• _WHAT THE TASK REQUIRES_
Report how many lines include the word "Omarchy", and nothing besides that number.

• _DATA PROVIDED_
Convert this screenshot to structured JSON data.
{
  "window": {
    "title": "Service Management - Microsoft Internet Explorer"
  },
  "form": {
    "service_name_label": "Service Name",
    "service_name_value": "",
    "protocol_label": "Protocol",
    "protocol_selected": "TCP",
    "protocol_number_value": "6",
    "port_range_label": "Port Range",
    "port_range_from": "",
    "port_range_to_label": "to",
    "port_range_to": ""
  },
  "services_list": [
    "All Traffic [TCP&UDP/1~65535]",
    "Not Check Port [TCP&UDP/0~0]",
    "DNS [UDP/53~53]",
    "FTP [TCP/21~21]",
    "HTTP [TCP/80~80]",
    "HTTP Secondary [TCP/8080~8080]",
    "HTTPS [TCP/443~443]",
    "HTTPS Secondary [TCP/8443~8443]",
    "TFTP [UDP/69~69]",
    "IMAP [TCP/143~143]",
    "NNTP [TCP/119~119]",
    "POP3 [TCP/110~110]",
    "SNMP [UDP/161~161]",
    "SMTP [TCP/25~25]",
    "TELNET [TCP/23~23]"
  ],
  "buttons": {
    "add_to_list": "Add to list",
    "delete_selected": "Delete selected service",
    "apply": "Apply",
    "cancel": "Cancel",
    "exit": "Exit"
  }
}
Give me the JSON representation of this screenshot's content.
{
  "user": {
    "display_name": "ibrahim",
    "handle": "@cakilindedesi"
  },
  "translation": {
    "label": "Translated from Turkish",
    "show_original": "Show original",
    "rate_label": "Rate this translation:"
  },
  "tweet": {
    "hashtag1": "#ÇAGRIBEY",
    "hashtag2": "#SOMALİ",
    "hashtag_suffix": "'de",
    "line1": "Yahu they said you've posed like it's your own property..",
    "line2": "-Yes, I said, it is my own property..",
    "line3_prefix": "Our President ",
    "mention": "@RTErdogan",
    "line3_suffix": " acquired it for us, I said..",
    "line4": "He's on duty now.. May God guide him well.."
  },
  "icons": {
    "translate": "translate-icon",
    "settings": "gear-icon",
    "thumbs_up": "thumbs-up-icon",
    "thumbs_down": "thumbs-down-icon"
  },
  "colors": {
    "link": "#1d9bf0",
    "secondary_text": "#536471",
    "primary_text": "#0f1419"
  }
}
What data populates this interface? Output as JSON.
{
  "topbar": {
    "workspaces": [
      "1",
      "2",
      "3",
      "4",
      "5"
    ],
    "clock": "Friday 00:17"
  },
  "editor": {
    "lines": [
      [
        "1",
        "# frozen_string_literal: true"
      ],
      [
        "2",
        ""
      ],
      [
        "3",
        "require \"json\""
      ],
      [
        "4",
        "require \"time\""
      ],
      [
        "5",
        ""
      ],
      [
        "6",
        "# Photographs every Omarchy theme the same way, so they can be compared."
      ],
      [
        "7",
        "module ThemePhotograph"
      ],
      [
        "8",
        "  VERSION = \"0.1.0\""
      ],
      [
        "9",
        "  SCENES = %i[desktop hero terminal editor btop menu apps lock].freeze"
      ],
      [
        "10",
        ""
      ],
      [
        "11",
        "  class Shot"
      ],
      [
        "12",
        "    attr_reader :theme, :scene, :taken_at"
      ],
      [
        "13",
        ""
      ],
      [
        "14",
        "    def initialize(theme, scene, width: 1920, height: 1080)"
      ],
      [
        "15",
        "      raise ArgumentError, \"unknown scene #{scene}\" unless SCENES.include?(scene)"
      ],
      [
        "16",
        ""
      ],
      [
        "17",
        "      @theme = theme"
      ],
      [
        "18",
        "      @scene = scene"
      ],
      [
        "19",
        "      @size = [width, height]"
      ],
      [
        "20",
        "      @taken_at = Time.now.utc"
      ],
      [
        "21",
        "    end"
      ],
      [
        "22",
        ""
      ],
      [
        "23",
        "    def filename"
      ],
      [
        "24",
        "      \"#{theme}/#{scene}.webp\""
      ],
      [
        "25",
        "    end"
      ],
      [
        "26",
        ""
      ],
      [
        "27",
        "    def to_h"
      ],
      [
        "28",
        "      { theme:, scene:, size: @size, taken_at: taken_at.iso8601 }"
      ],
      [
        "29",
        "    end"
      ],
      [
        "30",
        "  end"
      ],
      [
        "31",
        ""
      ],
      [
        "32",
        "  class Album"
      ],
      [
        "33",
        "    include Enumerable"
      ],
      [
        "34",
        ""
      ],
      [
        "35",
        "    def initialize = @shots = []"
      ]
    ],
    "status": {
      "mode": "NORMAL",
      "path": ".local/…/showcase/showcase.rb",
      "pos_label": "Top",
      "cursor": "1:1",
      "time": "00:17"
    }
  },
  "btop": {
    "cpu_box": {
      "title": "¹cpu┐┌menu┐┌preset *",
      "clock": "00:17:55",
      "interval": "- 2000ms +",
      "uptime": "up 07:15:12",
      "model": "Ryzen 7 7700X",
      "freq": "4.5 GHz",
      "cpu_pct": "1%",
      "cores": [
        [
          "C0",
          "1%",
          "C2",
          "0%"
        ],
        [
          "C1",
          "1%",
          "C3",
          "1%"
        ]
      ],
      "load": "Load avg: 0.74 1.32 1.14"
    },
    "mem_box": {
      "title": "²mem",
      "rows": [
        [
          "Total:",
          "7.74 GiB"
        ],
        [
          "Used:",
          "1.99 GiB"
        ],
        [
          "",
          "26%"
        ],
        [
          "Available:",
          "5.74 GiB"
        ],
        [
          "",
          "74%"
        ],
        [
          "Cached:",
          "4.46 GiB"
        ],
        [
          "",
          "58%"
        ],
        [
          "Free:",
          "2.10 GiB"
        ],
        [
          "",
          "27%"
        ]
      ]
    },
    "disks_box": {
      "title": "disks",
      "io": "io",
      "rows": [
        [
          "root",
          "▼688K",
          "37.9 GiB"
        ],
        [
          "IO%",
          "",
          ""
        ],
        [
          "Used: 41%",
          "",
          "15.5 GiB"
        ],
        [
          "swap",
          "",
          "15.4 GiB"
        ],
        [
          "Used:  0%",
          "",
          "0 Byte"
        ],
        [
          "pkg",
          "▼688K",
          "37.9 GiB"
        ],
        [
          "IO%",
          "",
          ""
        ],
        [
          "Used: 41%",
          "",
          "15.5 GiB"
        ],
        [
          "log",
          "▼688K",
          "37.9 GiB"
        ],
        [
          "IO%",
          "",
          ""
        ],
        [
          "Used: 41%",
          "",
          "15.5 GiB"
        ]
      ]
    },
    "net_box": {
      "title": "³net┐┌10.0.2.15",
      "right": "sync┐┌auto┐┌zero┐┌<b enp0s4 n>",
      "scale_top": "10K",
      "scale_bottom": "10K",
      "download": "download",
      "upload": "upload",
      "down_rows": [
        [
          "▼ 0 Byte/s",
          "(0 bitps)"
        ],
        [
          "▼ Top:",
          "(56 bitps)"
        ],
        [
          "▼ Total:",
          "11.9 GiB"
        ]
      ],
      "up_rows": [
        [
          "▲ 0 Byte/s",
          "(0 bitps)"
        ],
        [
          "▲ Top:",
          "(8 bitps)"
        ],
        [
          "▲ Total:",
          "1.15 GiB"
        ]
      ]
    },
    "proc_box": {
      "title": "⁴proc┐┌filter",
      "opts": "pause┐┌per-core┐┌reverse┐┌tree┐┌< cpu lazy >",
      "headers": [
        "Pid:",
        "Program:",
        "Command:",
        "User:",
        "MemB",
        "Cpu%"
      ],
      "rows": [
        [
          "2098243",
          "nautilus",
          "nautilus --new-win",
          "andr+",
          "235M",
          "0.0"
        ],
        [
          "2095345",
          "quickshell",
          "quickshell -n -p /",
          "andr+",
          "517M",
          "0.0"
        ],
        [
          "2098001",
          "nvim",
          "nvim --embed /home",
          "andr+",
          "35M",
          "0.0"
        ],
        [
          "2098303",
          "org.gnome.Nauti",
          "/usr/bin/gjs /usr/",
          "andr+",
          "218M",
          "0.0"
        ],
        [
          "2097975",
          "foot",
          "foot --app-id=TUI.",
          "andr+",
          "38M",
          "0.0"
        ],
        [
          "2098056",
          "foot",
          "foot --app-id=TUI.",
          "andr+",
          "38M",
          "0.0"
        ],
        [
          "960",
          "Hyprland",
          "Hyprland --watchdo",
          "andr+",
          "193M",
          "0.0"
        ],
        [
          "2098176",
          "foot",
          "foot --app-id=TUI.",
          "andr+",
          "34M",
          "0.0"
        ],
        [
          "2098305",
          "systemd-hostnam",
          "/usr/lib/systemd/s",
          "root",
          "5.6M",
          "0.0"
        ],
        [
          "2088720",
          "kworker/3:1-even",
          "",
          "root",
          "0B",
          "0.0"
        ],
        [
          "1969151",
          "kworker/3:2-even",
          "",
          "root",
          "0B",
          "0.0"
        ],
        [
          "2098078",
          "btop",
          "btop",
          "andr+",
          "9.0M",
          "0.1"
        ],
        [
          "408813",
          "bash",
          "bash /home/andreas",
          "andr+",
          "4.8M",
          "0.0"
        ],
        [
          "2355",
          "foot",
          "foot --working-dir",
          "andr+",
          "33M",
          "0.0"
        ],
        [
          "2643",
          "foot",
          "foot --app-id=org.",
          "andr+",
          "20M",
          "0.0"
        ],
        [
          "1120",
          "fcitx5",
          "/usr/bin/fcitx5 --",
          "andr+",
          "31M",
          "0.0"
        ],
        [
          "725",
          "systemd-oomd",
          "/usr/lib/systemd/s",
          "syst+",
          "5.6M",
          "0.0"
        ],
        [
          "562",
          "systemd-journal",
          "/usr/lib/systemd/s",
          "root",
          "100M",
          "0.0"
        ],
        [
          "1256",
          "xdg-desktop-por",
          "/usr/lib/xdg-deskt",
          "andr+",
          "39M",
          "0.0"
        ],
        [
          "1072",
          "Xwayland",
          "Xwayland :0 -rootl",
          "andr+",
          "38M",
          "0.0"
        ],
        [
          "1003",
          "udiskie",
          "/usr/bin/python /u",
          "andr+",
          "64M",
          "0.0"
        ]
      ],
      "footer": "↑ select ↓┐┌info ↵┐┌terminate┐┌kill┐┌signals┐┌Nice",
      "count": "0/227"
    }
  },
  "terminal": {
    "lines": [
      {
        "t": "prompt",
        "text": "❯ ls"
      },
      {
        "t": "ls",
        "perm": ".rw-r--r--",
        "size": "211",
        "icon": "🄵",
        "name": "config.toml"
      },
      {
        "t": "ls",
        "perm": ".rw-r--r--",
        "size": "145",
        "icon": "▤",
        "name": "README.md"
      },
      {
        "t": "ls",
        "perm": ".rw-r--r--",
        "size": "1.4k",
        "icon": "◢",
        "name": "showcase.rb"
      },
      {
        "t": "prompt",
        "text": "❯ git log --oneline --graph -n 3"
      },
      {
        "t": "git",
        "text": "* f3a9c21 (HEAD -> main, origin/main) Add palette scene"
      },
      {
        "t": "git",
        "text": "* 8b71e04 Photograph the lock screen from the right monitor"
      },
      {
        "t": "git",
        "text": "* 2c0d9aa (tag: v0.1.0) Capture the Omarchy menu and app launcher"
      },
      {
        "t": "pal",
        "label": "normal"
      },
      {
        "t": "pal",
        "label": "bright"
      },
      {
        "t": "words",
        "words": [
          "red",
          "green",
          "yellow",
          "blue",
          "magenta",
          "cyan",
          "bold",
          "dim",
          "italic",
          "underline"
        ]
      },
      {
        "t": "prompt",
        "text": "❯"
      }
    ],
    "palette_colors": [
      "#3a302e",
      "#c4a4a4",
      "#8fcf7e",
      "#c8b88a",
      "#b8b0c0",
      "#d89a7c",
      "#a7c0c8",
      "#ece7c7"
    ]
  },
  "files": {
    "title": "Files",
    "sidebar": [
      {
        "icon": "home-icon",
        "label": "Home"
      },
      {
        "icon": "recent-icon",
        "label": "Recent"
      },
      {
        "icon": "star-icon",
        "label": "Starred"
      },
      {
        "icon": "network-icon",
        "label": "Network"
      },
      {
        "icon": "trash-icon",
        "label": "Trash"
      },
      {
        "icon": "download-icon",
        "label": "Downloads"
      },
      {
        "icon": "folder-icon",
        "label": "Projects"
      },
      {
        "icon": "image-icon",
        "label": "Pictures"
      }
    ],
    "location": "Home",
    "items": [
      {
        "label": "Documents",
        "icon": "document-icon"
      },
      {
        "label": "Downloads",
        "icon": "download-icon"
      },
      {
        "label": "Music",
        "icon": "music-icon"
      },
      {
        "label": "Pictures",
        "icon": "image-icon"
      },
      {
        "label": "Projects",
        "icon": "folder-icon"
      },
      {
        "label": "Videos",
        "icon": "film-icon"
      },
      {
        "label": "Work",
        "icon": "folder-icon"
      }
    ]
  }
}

• _ANSWER TO THIS PROBLEM_
2